_Source material_.
— START —

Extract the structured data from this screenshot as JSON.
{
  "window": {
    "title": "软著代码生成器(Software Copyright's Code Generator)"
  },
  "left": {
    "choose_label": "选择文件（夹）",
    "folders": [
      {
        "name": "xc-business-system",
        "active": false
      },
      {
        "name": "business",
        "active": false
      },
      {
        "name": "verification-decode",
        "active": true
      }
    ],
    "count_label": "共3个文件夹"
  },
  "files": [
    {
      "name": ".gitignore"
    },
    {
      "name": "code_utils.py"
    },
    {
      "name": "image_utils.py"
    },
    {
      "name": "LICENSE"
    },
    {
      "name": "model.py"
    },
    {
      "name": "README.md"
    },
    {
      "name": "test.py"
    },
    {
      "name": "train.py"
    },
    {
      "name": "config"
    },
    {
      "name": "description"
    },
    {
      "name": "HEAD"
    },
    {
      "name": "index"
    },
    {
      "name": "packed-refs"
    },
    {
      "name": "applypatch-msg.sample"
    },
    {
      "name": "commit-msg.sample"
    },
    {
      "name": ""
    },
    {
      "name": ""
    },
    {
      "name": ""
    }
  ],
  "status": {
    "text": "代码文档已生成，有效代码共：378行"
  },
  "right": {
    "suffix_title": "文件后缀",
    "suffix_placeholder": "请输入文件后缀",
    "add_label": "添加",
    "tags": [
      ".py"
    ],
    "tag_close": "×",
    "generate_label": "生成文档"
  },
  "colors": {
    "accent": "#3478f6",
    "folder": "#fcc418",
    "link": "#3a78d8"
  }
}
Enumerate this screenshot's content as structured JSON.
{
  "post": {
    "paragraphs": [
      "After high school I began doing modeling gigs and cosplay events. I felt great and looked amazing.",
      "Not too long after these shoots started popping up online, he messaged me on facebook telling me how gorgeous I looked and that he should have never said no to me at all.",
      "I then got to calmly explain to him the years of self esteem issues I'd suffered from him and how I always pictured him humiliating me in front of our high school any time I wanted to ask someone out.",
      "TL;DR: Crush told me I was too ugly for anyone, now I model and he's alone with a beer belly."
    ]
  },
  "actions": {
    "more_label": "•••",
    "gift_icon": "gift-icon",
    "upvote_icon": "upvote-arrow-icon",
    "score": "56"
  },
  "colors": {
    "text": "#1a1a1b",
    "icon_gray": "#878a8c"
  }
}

— END —

_Problem description_.
Using the listing, copy every line where the word "structured" shows up.

_Answer to this task_.
Extract the structured data from this screenshot as JSON.
Enumerate this screenshot's content as structured JSON.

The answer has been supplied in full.